> Teks Bacaan:
----

Kini Operasi Tiroid Bisa Tanpa Bekas Luka

Ilustrasi Ruang Operasi.
Sumber :
  • Pixabay/ Sasint

VIVA – Sebuah riset yang dilakukan oleh IMS Health pada 2015 lalu, menyebutkan bahwa Indonesia merupakan negara dengan penderita tiroid tertinggi di Kawasan Asia Pasifik.

Direktur Pencegahan dan Pengendalian Penyakit Tidak Menular Kementerian Kesehatan, yang kala itu dijabat oleh, dr. Lily Sriwahyuni Sulistyowati menyebutkan  17 juta masyarakat Indonesia menderita tiroid, baik jinak maupun ganas (kanker).

Pembedahan merupakan terapi yang paling sering dilakukan untuk penderita tumor tiroid. Terdapat dua jenis pembedahan yang dapat dilakukan yaitu secara konvensional dengan meninggalkan parut di leher atau endoskopi. Pembedahan cara endoskopi atau yang dikenal sayatan minimal dapat dilakukan melalui sayatan di daerah ketiak, payudara atau belakang telinga. Divisi Bedah Onkologi RSCM telah mengembangkan tindakan endoskopi pada tumor tiroid ini dengan hasil yang memuaskan, karena keuntungannya adalah letak parut yang tersebunyi.  Namun demikian, penanganan ini dinilai masih kurang sempurna, karena masih menimbulkan bekas parut.

----

[Data prediksi kotak pembatas]
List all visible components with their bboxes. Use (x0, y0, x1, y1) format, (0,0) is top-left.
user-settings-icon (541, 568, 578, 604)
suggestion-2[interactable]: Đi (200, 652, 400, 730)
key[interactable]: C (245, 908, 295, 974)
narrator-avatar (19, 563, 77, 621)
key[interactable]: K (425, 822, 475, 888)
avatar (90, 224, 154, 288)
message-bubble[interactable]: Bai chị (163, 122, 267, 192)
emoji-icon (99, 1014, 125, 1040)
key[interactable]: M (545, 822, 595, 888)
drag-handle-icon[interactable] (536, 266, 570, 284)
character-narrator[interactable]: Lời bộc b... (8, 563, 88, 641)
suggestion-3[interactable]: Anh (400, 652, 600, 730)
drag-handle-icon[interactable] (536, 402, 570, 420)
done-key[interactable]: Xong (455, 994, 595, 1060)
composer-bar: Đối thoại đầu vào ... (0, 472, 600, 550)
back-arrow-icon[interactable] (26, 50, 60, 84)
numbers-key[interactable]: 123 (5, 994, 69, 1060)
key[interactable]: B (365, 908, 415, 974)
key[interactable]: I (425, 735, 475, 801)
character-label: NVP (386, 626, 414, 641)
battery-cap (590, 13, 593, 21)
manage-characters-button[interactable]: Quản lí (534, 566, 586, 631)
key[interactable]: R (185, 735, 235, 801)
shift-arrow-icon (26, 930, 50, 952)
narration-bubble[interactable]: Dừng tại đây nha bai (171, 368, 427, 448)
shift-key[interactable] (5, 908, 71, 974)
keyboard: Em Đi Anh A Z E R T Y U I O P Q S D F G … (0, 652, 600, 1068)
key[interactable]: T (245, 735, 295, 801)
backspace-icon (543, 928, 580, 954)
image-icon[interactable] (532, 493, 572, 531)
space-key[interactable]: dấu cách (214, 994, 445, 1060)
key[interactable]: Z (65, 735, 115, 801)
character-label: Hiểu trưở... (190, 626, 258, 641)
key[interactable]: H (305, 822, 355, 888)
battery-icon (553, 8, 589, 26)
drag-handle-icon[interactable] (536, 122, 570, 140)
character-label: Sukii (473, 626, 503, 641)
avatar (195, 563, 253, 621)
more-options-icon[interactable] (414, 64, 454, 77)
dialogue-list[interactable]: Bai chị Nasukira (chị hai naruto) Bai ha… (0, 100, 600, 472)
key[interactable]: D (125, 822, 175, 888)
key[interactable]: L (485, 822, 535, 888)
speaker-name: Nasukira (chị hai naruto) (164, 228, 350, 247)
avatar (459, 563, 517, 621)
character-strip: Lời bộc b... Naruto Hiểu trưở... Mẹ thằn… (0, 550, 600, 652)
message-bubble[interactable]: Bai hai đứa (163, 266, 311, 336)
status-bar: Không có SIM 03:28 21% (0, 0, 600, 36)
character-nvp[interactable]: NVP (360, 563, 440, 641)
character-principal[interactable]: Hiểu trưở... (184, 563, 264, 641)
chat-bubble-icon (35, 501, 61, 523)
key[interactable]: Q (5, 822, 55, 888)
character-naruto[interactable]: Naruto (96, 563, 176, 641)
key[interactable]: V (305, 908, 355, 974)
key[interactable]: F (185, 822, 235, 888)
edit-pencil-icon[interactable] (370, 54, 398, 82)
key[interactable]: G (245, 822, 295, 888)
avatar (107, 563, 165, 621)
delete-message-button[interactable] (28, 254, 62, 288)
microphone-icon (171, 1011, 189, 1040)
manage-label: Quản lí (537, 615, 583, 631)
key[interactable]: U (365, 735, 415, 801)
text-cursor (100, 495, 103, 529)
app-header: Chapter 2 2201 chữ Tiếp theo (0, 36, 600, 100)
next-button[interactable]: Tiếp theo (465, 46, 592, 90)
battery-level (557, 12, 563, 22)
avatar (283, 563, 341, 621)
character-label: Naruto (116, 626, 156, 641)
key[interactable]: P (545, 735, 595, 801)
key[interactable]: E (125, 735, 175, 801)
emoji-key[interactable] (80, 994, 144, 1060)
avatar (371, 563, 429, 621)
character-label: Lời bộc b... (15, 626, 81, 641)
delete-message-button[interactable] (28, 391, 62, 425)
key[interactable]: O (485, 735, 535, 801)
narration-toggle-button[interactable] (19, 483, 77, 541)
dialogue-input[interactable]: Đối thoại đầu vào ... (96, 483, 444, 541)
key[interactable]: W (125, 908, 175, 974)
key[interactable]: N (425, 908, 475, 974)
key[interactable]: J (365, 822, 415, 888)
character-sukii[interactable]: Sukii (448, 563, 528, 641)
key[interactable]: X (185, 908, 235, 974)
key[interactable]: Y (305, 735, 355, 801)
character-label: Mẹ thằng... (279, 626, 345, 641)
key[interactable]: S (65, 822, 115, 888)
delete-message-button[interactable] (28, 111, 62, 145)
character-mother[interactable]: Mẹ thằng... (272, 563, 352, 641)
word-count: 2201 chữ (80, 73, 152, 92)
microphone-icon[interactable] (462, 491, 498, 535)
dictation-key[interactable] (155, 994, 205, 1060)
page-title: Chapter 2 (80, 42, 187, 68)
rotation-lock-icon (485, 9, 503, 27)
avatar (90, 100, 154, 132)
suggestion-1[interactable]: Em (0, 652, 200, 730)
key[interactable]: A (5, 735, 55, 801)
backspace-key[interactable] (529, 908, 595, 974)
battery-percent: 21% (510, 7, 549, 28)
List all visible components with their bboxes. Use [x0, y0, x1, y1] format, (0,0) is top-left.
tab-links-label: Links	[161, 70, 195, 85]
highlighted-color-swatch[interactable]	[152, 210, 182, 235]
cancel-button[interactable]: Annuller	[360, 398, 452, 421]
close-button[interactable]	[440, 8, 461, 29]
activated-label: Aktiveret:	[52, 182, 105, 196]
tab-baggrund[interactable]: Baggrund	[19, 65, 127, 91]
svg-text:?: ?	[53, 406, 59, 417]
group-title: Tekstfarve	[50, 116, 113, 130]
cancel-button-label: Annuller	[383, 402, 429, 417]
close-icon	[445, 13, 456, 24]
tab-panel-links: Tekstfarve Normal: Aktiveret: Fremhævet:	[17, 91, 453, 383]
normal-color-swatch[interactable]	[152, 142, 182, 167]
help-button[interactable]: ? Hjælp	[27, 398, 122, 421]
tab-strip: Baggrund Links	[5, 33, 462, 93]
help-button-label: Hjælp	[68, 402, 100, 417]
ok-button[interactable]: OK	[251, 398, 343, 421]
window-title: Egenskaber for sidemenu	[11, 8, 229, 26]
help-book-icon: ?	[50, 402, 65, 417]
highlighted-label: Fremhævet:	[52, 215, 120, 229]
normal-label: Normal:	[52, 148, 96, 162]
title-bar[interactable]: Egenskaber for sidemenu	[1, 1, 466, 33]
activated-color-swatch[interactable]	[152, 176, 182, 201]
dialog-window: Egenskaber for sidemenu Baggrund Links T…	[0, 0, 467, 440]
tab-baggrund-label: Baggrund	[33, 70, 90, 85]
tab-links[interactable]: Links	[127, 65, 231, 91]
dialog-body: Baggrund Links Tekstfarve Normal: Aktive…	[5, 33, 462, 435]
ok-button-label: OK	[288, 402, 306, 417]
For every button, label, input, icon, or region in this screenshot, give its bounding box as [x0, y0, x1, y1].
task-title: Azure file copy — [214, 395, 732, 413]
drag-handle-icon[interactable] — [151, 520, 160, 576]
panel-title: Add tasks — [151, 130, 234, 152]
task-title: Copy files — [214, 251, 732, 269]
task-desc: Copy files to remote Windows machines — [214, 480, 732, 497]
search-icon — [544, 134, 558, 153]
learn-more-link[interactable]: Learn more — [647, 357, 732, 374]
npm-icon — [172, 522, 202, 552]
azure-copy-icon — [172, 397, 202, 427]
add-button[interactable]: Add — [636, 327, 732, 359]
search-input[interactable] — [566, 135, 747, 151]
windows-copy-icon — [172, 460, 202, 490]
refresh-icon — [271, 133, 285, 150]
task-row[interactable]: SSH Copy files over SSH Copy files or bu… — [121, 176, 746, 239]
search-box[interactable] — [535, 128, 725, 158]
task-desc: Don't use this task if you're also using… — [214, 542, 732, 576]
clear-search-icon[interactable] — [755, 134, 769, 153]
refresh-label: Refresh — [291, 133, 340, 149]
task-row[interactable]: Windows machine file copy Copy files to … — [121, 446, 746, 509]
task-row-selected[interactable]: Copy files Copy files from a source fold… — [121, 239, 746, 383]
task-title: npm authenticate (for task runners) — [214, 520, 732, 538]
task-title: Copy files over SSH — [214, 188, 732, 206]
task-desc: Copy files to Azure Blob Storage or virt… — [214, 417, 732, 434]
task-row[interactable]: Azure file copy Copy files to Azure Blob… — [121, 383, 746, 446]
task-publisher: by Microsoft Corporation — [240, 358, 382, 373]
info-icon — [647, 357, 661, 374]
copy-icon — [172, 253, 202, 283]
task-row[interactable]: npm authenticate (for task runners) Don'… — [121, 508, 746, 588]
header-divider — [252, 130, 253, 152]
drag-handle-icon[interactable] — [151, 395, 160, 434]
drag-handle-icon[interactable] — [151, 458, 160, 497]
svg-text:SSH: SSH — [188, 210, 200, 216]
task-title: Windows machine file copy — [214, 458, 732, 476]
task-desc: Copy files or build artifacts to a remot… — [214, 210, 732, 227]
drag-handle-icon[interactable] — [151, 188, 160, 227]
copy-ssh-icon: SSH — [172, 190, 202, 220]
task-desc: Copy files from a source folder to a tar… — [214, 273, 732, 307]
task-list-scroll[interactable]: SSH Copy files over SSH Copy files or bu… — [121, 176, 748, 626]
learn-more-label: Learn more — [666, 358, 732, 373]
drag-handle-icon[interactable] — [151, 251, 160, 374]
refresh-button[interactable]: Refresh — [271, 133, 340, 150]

----

> Terapkan Bacaan:
a – Sebutkan semua daerah tubuh yang menurut artikel tentang operasi tiroid dapat menjadi tempat sayatan pada pembedahan cara endoskopi.
b – Cetak bagian artikel tentang operasi tiroid dari "Ilustrasi Ruang Operasi." sampai "maupun ganas (kanker).".
c – Tentukan apakah setiap pernyataan berikut sesuai dengan artikel tentang operasi tiroid, lalu kutip kata-kata artikel yang menjadi dasarnya. (i) Riset IMS Health tentang penderita tiroid dilakukan pada tahun 2015. (ii) Penanganan endoskopi pada tumor tiroid dinilai sudah sempurna. (iii) Pembedahan merupakan terapi yang paling sering dilakukan untuk penderita tumor tiroid.
Baris-baris data ini diambil dari sumber lain.

> Jawaban per Nomor:
a – Ketiak, payudara, dan belakang telinga.

b –
Ilustrasi Ruang Operasi.
Sumber :
  • Pixabay/ Sasint

VIVA – Sebuah riset yang dilakukan oleh IMS Health pada 2015 lalu, menyebutkan bahwa Indonesia merupakan negara dengan penderita tiroid tertinggi di Kawasan Asia Pasifik.

Direktur Pencegahan dan Pengendalian Penyakit Tidak Menular Kementerian Kesehatan, yang kala itu dijabat oleh, dr. Lily Sriwahyuni Sulistyowati menyebutkan  17 juta masyarakat Indonesia menderita tiroid, baik jinak maupun ganas (kanker).

c –
(i) Ya: "Sebuah riset yang dilakukan oleh IMS Health pada 2015 lalu".
(ii) Tidak: "penanganan ini dinilai masih kurang sempurna, karena masih menimbulkan bekas parut".
(iii) Ya: "Pembedahan merupakan terapi yang paling sering dilakukan untuk penderita tumor tiroid".